■ INPUT ROWS:
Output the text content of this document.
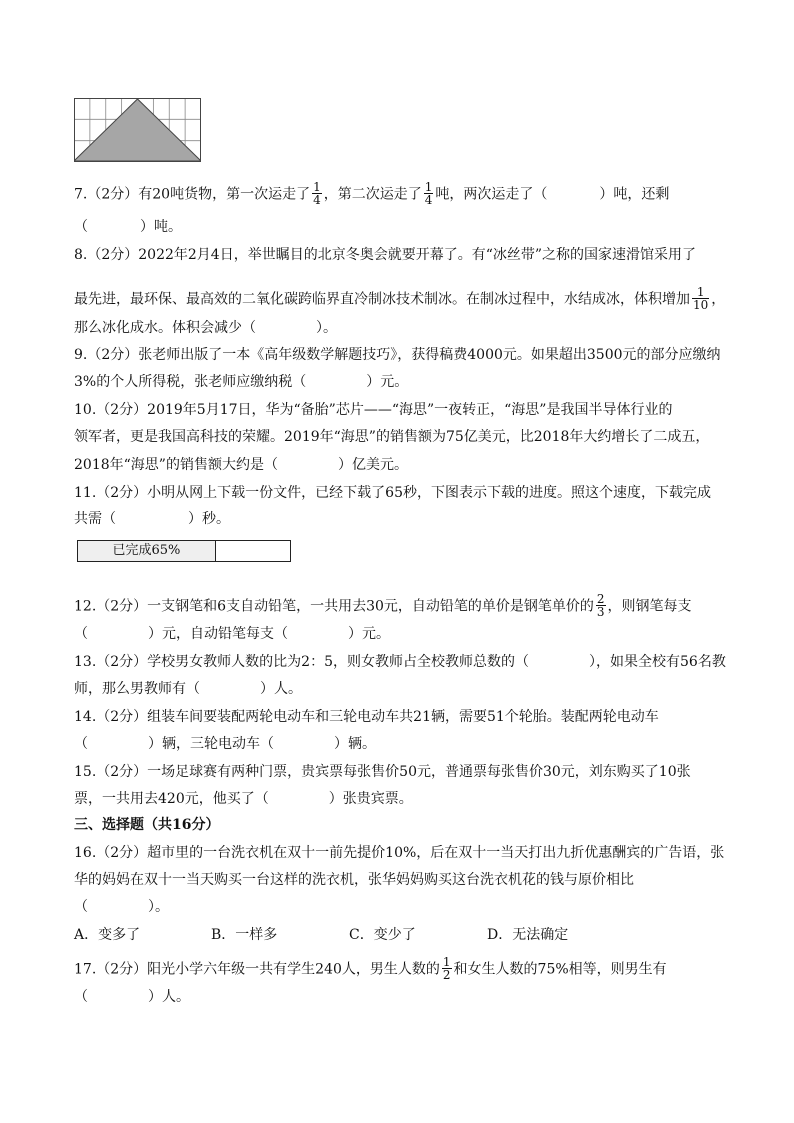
7.（2分）有20吨货物，第一次运走了 $\frac{1}{4}$ ，第二次运走了 $\frac{1}{4}$ 吨，两次运走了（	）吨，还剩
（	）吨。
8.（2分）2022年2月4日，举世瞩目的北京冬奥会就要开幕了。有“冰丝带”之称的国家速滑馆采用了
最先进，最环保、最高效的二氧化碳跨临界直冷制冰技术制冰。在制冰过程中，水结成冰，体积增加 $\frac{1}{10}$ ，
那么冰化成水。体积会减少（	）。
9.（2分）张老师出版了一本《高年级数学解题技巧》，获得稿费4000元。如果超出3500元的部分应缴纳
3%的个人所得税，张老师应缴纳税（	）元。
10.（2分）2019年5月17日，华为“备胎”芯片——“海思”一夜转正，“海思”是我国半导体行业的
领军者，更是我国高科技的荣耀。2019年“海思”的销售额为75亿美元，比2018年大约增长了二成五，
2018年“海思”的销售额大约是（	）亿美元。
11.（2分）小明从网上下载一份文件，已经下载了65秒，下图表示下载的进度。照这个速度，下载完成
共需（	）秒。
已完成65%
12.（2分）一支钢笔和6支自动铅笔，一共用去30元，自动铅笔的单价是钢笔单价的 $\frac{2}{3}$ ，则钢笔每支
（	）元，自动铅笔每支（	）元。
13.（2分）学校男女教师人数的比为2：5，则女教师占全校教师总数的（	），如果全校有56名教
师，那么男教师有（	）人。
14.（2分）组装车间要装配两轮电动车和三轮电动车共21辆，需要51个轮胎。装配两轮电动车
（	）辆，三轮电动车（	）辆。
15.（2分）一场足球赛有两种门票，贵宾票每张售价50元，普通票每张售价30元，刘东购买了10张
票，一共用去420元，他买了（	）张贵宾票。
三、选择题（共16分）
16.（2分）超市里的一台洗衣机在双十一前先提价10%，后在双十一当天打出九折优惠酬宾的广告语，张
华的妈妈在双十一当天购买一台这样的洗衣机，张华妈妈购买这台洗衣机花的钱与原价相比
（	）。
A．变多了	B．一样多	C．变少了	D．无法确定
17.（2分）阳光小学六年级一共有学生240人，男生人数的 $\frac{1}{2}$ 和女生人数的75%相等，则男生有
（	）人。
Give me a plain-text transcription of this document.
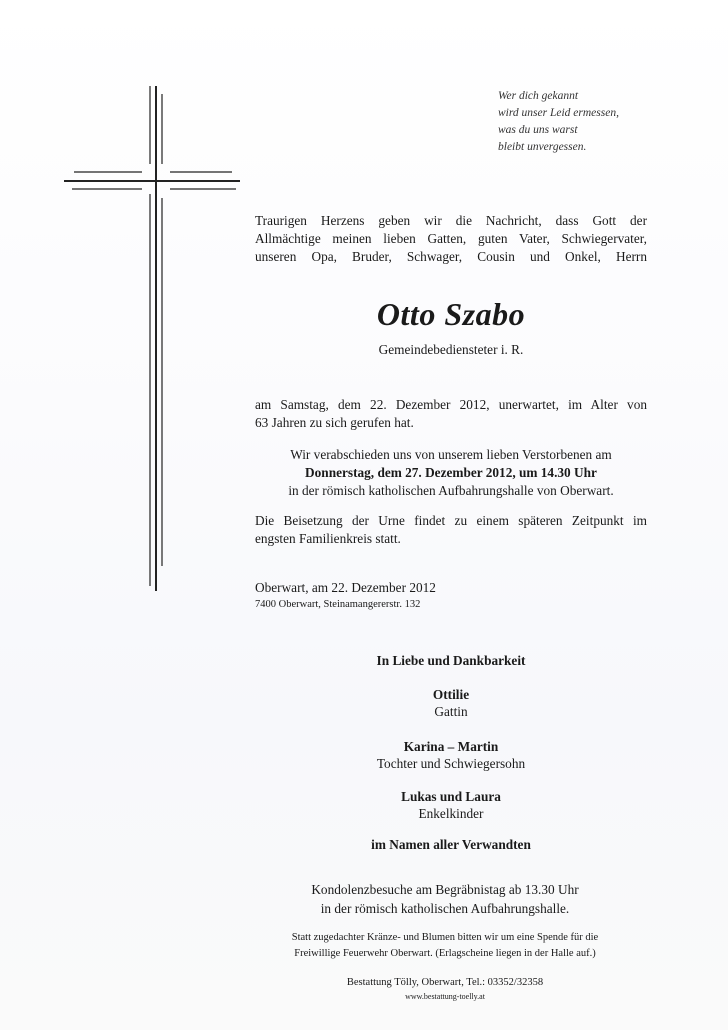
Wer dich gekannt
wird unser Leid ermessen,
was du uns warst
bleibt unvergessen.
Traurigen Herzens geben wir die Nachricht, dass Gott der
Allmächtige meinen lieben Gatten, guten Vater, Schwiegervater,
unseren Opa, Bruder, Schwager, Cousin und Onkel, Herrn
Otto Szabo
Gemeindebediensteter i. R.
am Samstag, dem 22. Dezember 2012, unerwartet, im Alter von
63 Jahren zu sich gerufen hat.
Wir verabschieden uns von unserem lieben Verstorbenen am
Donnerstag, dem 27. Dezember 2012, um 14.30 Uhr
in der römisch katholischen Aufbahrungshalle von Oberwart.
Die Beisetzung der Urne findet zu einem späteren Zeitpunkt im
engsten Familienkreis statt.
Oberwart, am 22. Dezember 2012
7400 Oberwart, Steinamangererstr. 132
In Liebe und Dankbarkeit
Ottilie
Gattin
Karina – Martin
Tochter und Schwiegersohn
Lukas und Laura
Enkelkinder
im Namen aller Verwandten
Kondolenzbesuche am Begräbnistag ab 13.30 Uhr
in der römisch katholischen Aufbahrungshalle.
Statt zugedachter Kränze- und Blumen bitten wir um eine Spende für die
Freiwillige Feuerwehr Oberwart. (Erlagscheine liegen in der Halle auf.)
Bestattung Tölly, Oberwart, Tel.: 03352/32358
www.bestattung-toelly.at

■ EXERCISE INSTRUCTIONS:
Pick out all lines containing the string "frac".

■ RESPONSE TO THE TASK:
7.（2分）有20吨货物，第一次运走了 $\frac{1}{4}$ ，第二次运走了 $\frac{1}{4}$ 吨，两次运走了（	）吨，还剩
最先进，最环保、最高效的二氧化碳跨临界直冷制冰技术制冰。在制冰过程中，水结成冰，体积增加 $\frac{1}{10}$ ，
12.（2分）一支钢笔和6支自动铅笔，一共用去30元，自动铅笔的单价是钢笔单价的 $\frac{2}{3}$ ，则钢笔每支
17.（2分）阳光小学六年级一共有学生240人，男生人数的 $\frac{1}{2}$ 和女生人数的75%相等，则男生有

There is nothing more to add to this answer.